**EXERCISE GOAL:** Quote all of the data that follows exactly as written, skipping the images.

**DATA EXTRACT:**
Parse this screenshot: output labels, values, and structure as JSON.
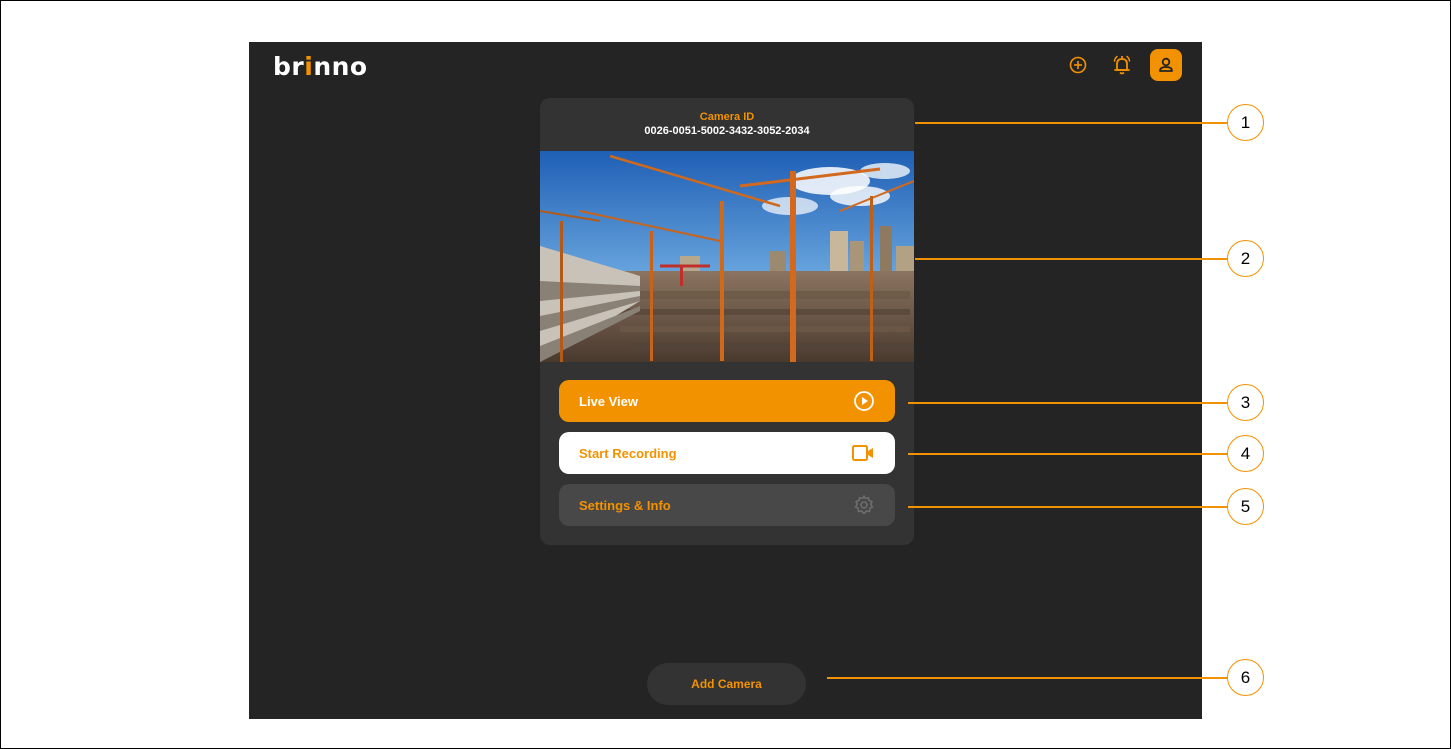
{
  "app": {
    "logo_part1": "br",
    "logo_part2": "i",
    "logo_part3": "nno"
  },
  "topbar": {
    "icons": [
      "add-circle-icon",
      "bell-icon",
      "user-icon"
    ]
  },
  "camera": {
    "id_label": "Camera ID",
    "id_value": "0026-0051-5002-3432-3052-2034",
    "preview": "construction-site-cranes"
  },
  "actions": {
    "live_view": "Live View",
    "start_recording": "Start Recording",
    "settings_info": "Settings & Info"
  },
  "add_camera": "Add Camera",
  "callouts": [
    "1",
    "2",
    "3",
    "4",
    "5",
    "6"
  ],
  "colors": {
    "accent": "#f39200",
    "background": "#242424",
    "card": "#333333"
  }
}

**CORRECT ANSWER:**
Parse this screenshot: output labels, values, and structure as JSON.
{
  "app": {
    "logo_part1": "br",
    "logo_part2": "i",
    "logo_part3": "nno"
  },
  "topbar": {
    "icons": [
      "add-circle-icon",
      "bell-icon",
      "user-icon"
    ]
  },
  "camera": {
    "id_label": "Camera ID",
    "id_value": "0026-0051-5002-3432-3052-2034",
    "preview": "construction-site-cranes"
  },
  "actions": {
    "live_view": "Live View",
    "start_recording": "Start Recording",
    "settings_info": "Settings & Info"
  },
  "add_camera": "Add Camera",
  "callouts": [
    "1",
    "2",
    "3",
    "4",
    "5",
    "6"
  ],
  "colors": {
    "accent": "#f39200",
    "background": "#242424",
    "card": "#333333"
  }
}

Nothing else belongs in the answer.